▸ **LISTED RECORDS**
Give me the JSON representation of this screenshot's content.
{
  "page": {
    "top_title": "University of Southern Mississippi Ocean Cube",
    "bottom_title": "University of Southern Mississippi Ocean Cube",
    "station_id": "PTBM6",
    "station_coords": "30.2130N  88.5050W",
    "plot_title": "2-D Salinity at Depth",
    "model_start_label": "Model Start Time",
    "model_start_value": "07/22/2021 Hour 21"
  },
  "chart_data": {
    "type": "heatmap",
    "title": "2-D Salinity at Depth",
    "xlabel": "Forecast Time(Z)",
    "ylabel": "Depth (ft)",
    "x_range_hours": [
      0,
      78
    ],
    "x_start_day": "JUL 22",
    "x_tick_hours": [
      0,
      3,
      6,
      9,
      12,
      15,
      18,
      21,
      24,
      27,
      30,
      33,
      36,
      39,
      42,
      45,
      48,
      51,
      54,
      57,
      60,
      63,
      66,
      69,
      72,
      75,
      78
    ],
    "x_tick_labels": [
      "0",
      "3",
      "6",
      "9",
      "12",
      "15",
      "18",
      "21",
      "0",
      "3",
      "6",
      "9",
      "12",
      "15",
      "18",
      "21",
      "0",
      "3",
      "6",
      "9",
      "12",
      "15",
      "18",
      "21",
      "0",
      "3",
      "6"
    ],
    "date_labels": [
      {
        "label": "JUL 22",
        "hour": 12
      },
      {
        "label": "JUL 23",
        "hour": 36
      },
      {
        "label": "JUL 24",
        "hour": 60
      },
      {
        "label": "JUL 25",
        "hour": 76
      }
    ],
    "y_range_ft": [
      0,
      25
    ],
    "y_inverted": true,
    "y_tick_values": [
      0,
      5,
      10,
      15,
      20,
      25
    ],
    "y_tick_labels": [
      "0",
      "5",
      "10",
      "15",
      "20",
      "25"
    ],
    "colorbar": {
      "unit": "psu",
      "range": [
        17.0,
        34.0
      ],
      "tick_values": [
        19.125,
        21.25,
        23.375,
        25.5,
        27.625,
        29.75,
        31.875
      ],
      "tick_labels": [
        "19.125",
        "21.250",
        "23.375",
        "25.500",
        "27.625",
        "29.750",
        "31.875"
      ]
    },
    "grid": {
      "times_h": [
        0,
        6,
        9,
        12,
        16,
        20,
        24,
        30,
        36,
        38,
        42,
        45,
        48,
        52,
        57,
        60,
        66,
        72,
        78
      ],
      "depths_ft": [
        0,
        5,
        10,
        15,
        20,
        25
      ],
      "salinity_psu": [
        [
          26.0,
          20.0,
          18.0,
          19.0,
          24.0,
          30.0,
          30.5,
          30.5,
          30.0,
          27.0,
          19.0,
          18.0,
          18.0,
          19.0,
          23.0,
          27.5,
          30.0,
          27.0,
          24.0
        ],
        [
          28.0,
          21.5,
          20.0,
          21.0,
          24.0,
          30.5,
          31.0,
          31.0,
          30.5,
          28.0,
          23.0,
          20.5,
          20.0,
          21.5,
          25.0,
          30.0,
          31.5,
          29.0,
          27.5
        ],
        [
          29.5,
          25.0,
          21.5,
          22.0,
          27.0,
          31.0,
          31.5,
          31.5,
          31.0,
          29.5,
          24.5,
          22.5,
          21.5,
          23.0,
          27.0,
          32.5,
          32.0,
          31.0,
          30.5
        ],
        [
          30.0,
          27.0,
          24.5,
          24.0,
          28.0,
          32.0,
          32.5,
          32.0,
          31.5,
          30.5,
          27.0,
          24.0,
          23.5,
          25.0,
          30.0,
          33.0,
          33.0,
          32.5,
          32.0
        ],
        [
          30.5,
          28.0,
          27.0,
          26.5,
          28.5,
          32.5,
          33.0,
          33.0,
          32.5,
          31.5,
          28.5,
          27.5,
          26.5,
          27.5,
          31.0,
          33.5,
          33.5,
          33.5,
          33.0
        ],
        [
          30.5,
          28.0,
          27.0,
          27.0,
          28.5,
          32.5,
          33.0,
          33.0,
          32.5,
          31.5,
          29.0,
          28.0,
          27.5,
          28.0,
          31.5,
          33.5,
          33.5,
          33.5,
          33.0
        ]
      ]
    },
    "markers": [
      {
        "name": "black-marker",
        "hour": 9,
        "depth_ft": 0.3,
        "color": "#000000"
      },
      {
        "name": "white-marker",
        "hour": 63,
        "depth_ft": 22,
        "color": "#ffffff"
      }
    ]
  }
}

==

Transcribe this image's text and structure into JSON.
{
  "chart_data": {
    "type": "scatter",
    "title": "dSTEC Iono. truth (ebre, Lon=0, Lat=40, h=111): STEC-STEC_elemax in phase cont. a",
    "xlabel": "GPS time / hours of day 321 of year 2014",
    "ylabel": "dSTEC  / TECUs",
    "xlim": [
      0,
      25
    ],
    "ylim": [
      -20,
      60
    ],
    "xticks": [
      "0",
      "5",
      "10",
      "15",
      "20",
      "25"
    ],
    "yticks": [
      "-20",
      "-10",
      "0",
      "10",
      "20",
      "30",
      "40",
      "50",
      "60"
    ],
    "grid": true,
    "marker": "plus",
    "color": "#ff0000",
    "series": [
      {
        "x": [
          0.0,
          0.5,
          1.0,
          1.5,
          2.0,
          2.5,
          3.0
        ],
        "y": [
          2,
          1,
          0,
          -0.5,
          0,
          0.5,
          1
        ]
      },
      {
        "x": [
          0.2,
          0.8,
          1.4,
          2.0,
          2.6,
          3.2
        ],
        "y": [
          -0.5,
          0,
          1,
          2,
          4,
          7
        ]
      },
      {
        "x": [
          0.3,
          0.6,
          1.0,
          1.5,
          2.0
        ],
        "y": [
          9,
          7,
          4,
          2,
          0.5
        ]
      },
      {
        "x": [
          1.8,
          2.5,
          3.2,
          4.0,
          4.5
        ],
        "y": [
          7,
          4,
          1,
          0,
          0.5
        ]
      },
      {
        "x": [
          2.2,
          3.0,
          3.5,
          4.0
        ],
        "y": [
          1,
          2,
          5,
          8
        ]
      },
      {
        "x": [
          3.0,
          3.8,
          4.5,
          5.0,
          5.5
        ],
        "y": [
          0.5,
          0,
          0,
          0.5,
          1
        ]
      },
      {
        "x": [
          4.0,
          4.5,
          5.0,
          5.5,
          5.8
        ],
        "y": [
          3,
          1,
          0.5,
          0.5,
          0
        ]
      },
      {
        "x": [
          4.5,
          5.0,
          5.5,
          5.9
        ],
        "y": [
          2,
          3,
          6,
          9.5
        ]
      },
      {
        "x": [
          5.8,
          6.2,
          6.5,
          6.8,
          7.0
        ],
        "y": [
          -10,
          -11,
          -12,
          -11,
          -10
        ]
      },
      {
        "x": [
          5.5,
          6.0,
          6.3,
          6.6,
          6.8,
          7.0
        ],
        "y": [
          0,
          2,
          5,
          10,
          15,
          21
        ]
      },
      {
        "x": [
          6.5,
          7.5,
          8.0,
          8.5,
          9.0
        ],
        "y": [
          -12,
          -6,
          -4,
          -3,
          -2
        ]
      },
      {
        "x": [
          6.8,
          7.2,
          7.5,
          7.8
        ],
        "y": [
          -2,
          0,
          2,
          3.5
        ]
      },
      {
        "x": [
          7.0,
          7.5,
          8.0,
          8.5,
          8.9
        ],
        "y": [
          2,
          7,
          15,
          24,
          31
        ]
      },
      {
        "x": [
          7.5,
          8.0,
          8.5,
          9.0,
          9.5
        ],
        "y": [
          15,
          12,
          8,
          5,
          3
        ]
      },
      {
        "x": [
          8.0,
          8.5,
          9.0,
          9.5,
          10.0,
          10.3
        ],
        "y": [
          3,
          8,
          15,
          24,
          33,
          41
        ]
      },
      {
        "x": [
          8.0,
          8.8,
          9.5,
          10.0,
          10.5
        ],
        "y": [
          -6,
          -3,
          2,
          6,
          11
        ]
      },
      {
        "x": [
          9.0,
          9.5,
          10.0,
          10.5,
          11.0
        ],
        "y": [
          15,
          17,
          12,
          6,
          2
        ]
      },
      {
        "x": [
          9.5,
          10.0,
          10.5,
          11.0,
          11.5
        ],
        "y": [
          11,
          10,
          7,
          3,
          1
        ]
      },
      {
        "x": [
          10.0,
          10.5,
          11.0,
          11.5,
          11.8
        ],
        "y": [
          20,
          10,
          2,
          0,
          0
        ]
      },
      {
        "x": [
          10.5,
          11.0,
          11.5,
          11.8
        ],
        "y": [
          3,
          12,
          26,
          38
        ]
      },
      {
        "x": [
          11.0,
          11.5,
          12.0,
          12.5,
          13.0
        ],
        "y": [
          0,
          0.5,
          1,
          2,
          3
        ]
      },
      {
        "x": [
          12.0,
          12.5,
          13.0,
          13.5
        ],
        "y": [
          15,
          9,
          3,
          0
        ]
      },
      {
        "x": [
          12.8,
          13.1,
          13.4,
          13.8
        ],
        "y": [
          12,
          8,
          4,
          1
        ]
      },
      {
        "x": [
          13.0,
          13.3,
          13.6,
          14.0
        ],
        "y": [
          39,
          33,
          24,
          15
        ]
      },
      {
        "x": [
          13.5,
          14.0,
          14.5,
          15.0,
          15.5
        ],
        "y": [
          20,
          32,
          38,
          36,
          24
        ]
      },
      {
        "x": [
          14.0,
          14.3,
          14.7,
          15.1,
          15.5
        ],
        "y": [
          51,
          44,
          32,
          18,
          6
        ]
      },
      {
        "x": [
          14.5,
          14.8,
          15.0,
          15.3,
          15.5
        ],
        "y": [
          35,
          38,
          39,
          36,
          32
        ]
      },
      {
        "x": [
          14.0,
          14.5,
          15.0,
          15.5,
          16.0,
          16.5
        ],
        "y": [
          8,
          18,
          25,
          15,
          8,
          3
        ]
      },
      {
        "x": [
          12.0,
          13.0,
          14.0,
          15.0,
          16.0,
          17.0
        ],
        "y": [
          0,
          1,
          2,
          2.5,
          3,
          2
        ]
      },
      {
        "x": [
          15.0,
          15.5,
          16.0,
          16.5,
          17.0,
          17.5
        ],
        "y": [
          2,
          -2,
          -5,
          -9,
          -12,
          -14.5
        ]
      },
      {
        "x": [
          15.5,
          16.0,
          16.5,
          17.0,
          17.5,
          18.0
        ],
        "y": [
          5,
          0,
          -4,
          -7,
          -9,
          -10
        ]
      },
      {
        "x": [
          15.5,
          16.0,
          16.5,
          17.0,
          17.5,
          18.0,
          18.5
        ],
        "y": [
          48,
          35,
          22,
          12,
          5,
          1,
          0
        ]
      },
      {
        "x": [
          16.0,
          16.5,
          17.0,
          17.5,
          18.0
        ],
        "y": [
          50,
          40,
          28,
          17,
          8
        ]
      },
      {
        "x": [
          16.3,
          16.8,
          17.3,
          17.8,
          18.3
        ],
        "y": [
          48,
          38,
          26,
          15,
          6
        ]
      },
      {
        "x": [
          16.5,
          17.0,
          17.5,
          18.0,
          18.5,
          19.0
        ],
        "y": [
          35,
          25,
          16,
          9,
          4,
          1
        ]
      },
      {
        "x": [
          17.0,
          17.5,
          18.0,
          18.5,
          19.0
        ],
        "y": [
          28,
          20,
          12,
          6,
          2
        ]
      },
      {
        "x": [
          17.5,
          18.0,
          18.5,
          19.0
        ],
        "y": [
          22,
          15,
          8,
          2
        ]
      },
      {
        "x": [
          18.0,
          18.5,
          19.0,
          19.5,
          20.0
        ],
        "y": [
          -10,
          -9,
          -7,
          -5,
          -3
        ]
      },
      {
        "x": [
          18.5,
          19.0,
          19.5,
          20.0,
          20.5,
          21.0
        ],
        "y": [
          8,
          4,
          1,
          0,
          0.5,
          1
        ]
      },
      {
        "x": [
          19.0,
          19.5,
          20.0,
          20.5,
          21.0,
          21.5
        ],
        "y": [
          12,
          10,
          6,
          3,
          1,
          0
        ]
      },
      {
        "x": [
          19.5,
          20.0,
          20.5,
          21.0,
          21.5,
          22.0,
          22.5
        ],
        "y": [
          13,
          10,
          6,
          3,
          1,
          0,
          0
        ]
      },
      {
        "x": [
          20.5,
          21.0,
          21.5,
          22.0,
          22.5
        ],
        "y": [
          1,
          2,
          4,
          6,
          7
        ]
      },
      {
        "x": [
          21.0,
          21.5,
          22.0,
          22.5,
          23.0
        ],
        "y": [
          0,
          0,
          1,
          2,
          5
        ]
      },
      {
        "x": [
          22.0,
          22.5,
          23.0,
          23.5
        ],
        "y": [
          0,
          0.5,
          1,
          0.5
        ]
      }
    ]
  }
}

...

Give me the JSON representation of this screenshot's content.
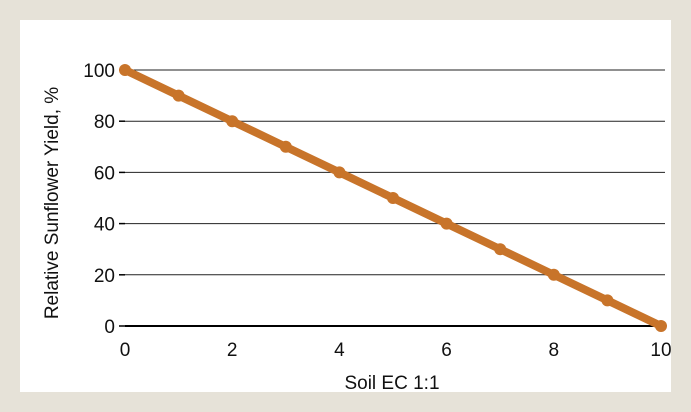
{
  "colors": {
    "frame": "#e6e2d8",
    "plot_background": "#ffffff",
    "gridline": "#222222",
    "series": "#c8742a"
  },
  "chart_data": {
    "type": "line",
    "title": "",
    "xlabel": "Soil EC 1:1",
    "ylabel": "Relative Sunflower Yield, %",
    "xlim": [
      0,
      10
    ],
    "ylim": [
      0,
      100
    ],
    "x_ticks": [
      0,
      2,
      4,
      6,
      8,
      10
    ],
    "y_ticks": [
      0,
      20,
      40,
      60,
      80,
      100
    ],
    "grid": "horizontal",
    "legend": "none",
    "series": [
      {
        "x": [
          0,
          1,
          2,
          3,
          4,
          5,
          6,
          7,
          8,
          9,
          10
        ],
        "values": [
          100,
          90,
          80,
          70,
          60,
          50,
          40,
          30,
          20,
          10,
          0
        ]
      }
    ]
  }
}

▸ **SET TASK**
In the records above, locate every line with the string "name" and copy it.

▸ **COMPLETE RESPONSE**
        "name": "black-marker",
        "name": "white-marker",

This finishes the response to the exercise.